## What to do
Pull out each line of the records holding the string "that".

## Data supplied
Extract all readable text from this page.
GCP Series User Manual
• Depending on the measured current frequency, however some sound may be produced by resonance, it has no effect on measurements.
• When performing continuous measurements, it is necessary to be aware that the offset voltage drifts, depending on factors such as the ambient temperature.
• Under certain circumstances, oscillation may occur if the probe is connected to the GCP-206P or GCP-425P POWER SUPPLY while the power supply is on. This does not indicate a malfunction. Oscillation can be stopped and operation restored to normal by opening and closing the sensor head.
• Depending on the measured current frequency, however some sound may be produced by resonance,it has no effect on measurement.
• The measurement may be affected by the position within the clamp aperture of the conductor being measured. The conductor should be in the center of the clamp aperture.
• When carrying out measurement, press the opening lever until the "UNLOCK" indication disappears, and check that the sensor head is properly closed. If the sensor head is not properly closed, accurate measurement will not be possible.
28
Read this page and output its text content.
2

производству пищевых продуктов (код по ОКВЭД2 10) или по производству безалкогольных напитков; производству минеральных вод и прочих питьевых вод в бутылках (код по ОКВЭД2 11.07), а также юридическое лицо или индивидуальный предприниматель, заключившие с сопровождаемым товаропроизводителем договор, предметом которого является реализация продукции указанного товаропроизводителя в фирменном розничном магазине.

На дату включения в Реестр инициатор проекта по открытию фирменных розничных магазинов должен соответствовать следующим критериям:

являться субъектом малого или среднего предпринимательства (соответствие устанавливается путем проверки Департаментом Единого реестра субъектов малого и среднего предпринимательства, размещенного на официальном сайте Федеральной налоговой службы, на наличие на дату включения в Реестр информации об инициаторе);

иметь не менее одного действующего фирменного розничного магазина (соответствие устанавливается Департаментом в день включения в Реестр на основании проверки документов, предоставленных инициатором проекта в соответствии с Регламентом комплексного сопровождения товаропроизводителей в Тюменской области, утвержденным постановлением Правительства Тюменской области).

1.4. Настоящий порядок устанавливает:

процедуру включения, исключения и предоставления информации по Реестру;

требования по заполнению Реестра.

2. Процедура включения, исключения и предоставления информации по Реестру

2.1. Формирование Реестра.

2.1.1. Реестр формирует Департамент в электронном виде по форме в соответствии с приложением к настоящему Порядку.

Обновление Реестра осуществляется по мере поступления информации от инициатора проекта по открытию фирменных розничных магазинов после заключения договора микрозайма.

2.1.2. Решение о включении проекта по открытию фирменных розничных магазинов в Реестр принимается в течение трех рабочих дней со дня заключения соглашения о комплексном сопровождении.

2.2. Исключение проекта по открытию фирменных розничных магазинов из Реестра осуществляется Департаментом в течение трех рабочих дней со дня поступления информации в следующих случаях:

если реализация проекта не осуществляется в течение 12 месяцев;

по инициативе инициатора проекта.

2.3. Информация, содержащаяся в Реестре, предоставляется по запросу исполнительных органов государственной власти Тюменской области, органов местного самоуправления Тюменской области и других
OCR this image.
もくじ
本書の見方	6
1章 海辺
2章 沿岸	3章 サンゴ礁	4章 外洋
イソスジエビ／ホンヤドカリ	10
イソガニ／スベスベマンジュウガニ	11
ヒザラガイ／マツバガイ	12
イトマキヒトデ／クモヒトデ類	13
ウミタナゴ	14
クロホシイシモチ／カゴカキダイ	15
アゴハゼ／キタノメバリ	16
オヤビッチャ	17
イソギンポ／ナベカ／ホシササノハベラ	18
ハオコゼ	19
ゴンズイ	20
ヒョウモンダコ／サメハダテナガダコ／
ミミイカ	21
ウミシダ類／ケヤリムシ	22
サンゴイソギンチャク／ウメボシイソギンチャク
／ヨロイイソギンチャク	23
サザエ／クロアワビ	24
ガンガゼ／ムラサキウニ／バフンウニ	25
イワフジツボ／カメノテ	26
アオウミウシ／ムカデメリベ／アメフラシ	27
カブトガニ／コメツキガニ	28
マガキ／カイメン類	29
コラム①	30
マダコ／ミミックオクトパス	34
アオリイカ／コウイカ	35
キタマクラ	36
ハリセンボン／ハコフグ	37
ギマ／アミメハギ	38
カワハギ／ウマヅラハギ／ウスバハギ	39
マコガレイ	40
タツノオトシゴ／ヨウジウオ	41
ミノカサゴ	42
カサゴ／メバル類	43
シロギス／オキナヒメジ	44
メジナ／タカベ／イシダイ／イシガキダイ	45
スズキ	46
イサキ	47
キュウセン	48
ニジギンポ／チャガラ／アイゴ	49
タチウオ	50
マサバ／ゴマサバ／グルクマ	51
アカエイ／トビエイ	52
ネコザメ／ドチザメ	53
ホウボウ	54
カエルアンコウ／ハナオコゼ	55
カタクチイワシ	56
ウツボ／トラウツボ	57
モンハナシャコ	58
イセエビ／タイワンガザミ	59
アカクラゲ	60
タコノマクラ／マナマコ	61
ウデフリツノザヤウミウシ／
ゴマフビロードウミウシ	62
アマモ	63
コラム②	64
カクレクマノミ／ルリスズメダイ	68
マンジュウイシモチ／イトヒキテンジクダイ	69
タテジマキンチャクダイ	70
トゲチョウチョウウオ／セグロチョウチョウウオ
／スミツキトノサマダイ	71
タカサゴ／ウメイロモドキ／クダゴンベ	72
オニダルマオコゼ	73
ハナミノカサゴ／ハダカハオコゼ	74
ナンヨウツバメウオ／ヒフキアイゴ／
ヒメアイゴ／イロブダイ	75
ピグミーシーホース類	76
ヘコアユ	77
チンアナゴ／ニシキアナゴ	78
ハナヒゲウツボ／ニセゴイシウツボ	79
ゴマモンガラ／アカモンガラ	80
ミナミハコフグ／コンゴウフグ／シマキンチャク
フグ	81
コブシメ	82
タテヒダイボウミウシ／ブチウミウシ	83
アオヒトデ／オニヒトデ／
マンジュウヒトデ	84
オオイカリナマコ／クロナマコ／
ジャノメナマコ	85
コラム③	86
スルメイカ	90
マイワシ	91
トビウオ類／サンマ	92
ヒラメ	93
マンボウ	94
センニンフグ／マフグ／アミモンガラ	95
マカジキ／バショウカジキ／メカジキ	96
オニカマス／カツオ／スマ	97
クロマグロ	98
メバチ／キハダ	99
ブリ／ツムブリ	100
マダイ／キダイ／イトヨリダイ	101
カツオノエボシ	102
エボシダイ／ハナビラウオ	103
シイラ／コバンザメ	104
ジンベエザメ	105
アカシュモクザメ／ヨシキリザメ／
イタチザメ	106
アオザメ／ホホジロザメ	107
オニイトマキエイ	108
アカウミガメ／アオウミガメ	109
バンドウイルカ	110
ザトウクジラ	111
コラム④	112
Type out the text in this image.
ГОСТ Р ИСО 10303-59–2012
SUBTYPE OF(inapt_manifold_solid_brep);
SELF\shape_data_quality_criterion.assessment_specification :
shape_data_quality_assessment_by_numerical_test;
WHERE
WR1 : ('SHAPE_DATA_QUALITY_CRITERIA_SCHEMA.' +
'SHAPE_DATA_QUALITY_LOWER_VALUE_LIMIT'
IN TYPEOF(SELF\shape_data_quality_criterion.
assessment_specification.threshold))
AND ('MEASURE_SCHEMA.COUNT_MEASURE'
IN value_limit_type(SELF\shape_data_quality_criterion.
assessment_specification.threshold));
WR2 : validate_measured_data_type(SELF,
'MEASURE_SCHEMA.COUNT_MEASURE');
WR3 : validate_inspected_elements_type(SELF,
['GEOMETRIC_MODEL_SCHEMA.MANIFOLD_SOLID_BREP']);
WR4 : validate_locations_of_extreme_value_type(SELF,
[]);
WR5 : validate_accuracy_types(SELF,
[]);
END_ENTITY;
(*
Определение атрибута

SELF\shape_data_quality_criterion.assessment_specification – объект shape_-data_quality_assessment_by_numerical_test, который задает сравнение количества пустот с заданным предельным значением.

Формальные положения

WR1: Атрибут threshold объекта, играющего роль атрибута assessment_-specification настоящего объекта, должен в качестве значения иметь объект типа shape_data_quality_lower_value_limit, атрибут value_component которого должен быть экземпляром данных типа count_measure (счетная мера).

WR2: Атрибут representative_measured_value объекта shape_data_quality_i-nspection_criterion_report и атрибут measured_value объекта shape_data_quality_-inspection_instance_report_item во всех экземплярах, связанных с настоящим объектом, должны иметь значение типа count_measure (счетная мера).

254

## Complete response
• When performing continuous measurements, it is necessary to be aware that the offset voltage drifts, depending on factors such as the ambient temperature.
• When carrying out measurement, press the opening lever until the "UNLOCK" indication disappears, and check that the sensor head is properly closed. If the sensor head is not properly closed, accurate measurement will not be possible.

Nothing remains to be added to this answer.